## SET TASK
Your task is to reproduce the material exactly.

MATERIAL PROVIDED start

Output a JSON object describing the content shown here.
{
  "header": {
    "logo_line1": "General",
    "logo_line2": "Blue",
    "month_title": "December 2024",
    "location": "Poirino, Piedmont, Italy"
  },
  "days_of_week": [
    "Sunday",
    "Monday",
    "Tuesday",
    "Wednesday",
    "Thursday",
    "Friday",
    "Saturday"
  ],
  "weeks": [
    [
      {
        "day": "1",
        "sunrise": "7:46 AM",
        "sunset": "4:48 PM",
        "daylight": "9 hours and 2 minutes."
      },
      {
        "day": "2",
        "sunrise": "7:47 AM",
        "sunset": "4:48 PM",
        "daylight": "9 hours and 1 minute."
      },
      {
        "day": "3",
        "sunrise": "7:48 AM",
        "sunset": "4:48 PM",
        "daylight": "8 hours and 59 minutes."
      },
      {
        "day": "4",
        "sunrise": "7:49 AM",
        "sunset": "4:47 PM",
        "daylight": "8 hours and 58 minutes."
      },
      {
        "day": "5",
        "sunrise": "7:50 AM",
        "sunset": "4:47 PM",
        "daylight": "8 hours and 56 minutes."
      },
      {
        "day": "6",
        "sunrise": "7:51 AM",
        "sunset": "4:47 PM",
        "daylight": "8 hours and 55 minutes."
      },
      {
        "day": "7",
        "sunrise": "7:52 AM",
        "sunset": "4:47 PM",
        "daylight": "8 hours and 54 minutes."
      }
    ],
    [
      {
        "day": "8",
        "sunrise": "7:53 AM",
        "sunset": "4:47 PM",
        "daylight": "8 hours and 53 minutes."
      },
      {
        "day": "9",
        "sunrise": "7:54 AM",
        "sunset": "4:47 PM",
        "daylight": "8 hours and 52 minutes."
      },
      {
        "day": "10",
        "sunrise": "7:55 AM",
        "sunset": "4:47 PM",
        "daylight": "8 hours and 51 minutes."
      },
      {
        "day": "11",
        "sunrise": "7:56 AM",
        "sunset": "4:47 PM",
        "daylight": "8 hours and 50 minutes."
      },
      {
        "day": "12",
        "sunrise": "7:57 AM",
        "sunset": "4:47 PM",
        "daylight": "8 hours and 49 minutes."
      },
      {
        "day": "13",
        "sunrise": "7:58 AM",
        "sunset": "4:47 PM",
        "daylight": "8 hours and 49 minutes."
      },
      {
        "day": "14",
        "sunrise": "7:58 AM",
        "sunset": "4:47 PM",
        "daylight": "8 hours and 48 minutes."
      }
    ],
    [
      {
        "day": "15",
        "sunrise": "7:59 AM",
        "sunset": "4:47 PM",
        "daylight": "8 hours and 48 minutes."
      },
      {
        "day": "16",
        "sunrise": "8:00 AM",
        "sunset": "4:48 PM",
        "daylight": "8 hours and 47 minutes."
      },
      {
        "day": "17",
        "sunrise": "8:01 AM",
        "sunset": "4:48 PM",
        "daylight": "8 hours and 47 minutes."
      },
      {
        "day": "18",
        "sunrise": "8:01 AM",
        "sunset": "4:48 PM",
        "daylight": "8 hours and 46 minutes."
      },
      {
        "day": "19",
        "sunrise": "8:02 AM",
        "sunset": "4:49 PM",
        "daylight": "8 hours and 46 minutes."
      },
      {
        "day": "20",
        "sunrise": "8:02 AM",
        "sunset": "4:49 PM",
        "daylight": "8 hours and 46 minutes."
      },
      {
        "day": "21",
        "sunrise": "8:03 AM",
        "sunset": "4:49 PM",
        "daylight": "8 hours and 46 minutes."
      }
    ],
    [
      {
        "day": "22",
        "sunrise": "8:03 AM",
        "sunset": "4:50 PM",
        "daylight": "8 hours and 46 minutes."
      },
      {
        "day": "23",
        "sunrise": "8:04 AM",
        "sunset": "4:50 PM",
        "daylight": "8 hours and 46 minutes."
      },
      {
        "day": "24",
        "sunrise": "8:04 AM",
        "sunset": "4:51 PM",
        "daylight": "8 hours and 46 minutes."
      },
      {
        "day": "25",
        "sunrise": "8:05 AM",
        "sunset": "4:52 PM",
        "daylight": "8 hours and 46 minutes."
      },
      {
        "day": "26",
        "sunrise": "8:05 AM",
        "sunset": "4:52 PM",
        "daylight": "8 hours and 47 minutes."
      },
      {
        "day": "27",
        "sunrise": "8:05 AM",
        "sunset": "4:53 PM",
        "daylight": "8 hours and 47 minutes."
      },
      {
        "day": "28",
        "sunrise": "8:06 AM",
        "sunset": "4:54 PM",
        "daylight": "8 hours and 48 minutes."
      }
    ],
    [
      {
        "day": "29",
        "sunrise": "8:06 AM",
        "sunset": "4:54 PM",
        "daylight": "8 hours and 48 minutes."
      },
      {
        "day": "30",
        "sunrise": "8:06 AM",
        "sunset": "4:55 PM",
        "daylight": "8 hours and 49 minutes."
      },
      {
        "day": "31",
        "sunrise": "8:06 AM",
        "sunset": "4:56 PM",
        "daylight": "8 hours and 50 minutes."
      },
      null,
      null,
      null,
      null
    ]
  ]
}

MATERIAL PROVIDED end

## WORKED SOLUTION
Output a JSON object describing the content shown here.
{
  "header": {
    "logo_line1": "General",
    "logo_line2": "Blue",
    "month_title": "December 2024",
    "location": "Poirino, Piedmont, Italy"
  },
  "days_of_week": [
    "Sunday",
    "Monday",
    "Tuesday",
    "Wednesday",
    "Thursday",
    "Friday",
    "Saturday"
  ],
  "weeks": [
    [
      {
        "day": "1",
        "sunrise": "7:46 AM",
        "sunset": "4:48 PM",
        "daylight": "9 hours and 2 minutes."
      },
      {
        "day": "2",
        "sunrise": "7:47 AM",
        "sunset": "4:48 PM",
        "daylight": "9 hours and 1 minute."
      },
      {
        "day": "3",
        "sunrise": "7:48 AM",
        "sunset": "4:48 PM",
        "daylight": "8 hours and 59 minutes."
      },
      {
        "day": "4",
        "sunrise": "7:49 AM",
        "sunset": "4:47 PM",
        "daylight": "8 hours and 58 minutes."
      },
      {
        "day": "5",
        "sunrise": "7:50 AM",
        "sunset": "4:47 PM",
        "daylight": "8 hours and 56 minutes."
      },
      {
        "day": "6",
        "sunrise": "7:51 AM",
        "sunset": "4:47 PM",
        "daylight": "8 hours and 55 minutes."
      },
      {
        "day": "7",
        "sunrise": "7:52 AM",
        "sunset": "4:47 PM",
        "daylight": "8 hours and 54 minutes."
      }
    ],
    [
      {
        "day": "8",
        "sunrise": "7:53 AM",
        "sunset": "4:47 PM",
        "daylight": "8 hours and 53 minutes."
      },
      {
        "day": "9",
        "sunrise": "7:54 AM",
        "sunset": "4:47 PM",
        "daylight": "8 hours and 52 minutes."
      },
      {
        "day": "10",
        "sunrise": "7:55 AM",
        "sunset": "4:47 PM",
        "daylight": "8 hours and 51 minutes."
      },
      {
        "day": "11",
        "sunrise": "7:56 AM",
        "sunset": "4:47 PM",
        "daylight": "8 hours and 50 minutes."
      },
      {
        "day": "12",
        "sunrise": "7:57 AM",
        "sunset": "4:47 PM",
        "daylight": "8 hours and 49 minutes."
      },
      {
        "day": "13",
        "sunrise": "7:58 AM",
        "sunset": "4:47 PM",
        "daylight": "8 hours and 49 minutes."
      },
      {
        "day": "14",
        "sunrise": "7:58 AM",
        "sunset": "4:47 PM",
        "daylight": "8 hours and 48 minutes."
      }
    ],
    [
      {
        "day": "15",
        "sunrise": "7:59 AM",
        "sunset": "4:47 PM",
        "daylight": "8 hours and 48 minutes."
      },
      {
        "day": "16",
        "sunrise": "8:00 AM",
        "sunset": "4:48 PM",
        "daylight": "8 hours and 47 minutes."
      },
      {
        "day": "17",
        "sunrise": "8:01 AM",
        "sunset": "4:48 PM",
        "daylight": "8 hours and 47 minutes."
      },
      {
        "day": "18",
        "sunrise": "8:01 AM",
        "sunset": "4:48 PM",
        "daylight": "8 hours and 46 minutes."
      },
      {
        "day": "19",
        "sunrise": "8:02 AM",
        "sunset": "4:49 PM",
        "daylight": "8 hours and 46 minutes."
      },
      {
        "day": "20",
        "sunrise": "8:02 AM",
        "sunset": "4:49 PM",
        "daylight": "8 hours and 46 minutes."
      },
      {
        "day": "21",
        "sunrise": "8:03 AM",
        "sunset": "4:49 PM",
        "daylight": "8 hours and 46 minutes."
      }
    ],
    [
      {
        "day": "22",
        "sunrise": "8:03 AM",
        "sunset": "4:50 PM",
        "daylight": "8 hours and 46 minutes."
      },
      {
        "day": "23",
        "sunrise": "8:04 AM",
        "sunset": "4:50 PM",
        "daylight": "8 hours and 46 minutes."
      },
      {
        "day": "24",
        "sunrise": "8:04 AM",
        "sunset": "4:51 PM",
        "daylight": "8 hours and 46 minutes."
      },
      {
        "day": "25",
        "sunrise": "8:05 AM",
        "sunset": "4:52 PM",
        "daylight": "8 hours and 46 minutes."
      },
      {
        "day": "26",
        "sunrise": "8:05 AM",
        "sunset": "4:52 PM",
        "daylight": "8 hours and 47 minutes."
      },
      {
        "day": "27",
        "sunrise": "8:05 AM",
        "sunset": "4:53 PM",
        "daylight": "8 hours and 47 minutes."
      },
      {
        "day": "28",
        "sunrise": "8:06 AM",
        "sunset": "4:54 PM",
        "daylight": "8 hours and 48 minutes."
      }
    ],
    [
      {
        "day": "29",
        "sunrise": "8:06 AM",
        "sunset": "4:54 PM",
        "daylight": "8 hours and 48 minutes."
      },
      {
        "day": "30",
        "sunrise": "8:06 AM",
        "sunset": "4:55 PM",
        "daylight": "8 hours and 49 minutes."
      },
      {
        "day": "31",
        "sunrise": "8:06 AM",
        "sunset": "4:56 PM",
        "daylight": "8 hours and 50 minutes."
      },
      null,
      null,
      null,
      null
    ]
  ]
}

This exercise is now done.